**Task statement:** Filter the records for lines holding the string "Dominus".

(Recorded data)
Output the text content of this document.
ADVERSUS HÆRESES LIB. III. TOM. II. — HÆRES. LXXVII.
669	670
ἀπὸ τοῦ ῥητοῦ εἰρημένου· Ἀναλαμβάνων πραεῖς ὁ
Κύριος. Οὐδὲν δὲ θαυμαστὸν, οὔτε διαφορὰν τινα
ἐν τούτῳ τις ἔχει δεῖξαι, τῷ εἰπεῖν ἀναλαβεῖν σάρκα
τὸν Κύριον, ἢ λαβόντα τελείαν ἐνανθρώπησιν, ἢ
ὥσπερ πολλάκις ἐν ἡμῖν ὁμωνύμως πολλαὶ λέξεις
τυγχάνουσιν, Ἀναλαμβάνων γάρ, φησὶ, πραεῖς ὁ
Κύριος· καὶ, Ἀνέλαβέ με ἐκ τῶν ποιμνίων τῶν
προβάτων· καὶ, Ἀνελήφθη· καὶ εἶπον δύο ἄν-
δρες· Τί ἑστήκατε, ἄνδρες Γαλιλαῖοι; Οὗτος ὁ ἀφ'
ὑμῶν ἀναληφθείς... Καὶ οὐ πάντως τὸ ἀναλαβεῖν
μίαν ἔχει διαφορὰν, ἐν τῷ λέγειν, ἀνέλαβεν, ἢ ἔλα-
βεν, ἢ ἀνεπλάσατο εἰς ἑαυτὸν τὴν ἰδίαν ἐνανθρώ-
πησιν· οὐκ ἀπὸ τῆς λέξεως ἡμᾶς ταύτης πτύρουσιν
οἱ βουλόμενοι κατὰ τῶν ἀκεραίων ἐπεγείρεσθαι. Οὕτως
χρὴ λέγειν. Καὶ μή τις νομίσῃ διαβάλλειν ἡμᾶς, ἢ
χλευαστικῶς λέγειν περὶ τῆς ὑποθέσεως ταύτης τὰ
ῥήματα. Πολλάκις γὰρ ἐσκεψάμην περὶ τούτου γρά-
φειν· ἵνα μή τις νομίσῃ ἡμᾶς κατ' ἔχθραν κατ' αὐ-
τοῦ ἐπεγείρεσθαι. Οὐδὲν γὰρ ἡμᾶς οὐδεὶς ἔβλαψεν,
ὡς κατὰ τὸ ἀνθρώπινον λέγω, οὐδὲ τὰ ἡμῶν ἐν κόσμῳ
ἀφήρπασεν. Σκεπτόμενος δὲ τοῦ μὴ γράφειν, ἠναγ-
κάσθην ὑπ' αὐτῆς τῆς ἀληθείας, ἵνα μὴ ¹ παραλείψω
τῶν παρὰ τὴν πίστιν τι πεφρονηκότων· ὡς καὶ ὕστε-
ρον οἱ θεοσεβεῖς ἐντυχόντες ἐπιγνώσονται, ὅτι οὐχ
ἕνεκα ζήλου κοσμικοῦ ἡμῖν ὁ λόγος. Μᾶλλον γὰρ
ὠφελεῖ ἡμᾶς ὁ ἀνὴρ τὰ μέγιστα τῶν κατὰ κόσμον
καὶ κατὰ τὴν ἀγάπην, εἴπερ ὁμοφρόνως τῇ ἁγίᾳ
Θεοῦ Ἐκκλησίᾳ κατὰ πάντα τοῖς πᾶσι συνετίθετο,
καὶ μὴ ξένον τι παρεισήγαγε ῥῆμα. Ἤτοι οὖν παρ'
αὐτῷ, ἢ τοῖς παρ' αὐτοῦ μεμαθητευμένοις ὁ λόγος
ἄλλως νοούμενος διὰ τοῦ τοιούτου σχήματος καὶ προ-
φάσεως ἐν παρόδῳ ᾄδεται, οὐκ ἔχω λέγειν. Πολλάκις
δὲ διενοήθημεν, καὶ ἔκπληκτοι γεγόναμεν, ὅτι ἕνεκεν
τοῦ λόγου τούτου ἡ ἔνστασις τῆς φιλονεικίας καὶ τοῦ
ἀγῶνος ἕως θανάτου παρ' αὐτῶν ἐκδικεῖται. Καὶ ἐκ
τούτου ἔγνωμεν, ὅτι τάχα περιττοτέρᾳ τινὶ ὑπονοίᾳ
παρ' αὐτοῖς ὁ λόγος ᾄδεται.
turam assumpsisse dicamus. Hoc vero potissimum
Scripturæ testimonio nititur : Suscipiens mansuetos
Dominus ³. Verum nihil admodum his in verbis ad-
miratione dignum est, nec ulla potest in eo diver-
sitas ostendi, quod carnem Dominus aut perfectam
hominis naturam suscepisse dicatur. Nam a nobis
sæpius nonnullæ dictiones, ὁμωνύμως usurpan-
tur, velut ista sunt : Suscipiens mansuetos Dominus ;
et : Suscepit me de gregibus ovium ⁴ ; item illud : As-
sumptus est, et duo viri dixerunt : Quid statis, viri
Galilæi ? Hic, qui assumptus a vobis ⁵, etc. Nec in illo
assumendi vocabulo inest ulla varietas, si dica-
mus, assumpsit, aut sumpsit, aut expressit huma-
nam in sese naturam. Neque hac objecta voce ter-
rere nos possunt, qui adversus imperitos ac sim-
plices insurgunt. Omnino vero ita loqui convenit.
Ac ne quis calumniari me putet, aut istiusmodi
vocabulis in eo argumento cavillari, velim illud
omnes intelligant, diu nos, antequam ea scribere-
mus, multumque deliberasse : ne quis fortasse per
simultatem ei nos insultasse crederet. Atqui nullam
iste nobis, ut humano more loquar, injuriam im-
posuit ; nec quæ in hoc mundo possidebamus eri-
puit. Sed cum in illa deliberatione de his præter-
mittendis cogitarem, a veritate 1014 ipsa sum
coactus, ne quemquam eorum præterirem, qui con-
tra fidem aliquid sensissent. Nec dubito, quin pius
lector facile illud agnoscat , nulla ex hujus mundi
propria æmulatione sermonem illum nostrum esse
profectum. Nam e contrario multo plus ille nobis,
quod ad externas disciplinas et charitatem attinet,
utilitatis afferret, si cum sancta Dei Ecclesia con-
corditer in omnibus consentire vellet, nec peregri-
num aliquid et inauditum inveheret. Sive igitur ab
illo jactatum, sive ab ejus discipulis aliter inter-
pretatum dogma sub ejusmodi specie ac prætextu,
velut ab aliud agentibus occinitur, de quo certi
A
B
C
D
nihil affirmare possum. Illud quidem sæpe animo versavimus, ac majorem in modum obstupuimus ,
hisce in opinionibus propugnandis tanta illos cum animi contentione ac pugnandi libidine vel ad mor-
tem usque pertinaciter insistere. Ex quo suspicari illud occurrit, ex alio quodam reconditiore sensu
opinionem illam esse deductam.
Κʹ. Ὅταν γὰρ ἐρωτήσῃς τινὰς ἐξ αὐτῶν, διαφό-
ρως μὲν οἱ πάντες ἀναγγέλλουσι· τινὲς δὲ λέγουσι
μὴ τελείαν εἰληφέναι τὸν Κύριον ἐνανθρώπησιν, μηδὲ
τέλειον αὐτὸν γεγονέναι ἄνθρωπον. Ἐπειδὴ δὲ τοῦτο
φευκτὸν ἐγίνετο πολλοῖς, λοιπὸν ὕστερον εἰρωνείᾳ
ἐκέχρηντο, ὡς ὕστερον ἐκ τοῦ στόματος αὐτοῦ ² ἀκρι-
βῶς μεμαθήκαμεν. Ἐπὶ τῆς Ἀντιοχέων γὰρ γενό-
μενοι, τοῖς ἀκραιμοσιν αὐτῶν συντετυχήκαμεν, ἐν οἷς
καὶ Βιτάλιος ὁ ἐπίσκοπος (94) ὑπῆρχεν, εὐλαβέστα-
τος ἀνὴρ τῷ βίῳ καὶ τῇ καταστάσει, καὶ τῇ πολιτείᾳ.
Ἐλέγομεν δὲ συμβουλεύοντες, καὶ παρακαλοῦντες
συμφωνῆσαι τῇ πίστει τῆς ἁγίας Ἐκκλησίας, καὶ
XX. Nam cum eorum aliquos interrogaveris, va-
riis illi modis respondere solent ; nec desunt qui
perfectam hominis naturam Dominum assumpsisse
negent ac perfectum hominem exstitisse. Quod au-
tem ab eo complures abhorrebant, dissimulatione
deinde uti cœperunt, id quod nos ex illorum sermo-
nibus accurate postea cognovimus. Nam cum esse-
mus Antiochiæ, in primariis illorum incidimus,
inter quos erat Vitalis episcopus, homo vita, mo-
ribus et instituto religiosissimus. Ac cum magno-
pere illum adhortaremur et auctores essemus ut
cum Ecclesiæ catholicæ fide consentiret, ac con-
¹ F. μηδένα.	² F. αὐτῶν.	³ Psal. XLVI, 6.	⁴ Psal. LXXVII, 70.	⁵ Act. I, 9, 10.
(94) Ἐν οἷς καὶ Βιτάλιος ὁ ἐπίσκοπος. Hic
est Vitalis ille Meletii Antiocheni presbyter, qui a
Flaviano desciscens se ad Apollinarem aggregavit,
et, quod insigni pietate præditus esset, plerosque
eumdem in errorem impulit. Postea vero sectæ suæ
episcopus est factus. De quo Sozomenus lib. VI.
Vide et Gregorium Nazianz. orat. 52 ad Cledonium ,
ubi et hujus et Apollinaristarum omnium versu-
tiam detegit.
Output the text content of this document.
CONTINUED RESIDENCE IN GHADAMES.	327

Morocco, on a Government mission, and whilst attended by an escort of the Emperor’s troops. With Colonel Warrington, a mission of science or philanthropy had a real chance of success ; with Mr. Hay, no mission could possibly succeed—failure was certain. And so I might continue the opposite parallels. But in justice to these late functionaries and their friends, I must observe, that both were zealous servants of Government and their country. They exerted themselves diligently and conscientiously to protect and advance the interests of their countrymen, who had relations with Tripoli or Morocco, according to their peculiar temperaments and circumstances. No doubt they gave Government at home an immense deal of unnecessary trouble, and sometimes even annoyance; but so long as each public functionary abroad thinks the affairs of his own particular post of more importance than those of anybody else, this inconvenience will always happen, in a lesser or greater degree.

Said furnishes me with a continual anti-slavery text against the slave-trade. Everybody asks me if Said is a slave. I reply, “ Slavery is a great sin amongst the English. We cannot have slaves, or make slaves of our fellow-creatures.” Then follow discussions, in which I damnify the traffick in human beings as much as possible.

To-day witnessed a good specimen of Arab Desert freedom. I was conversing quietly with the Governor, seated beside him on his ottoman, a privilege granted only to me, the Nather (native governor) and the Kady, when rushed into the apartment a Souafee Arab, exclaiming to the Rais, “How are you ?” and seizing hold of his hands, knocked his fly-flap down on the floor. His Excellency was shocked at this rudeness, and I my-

**Reply to the task:**
Dominus ³. Verum nihil admodum his in verbis ad-
sitas ostendi, quod carnem Dominus aut perfectam
tur, velut ista sunt : Suscipiens mansuetos Dominus ;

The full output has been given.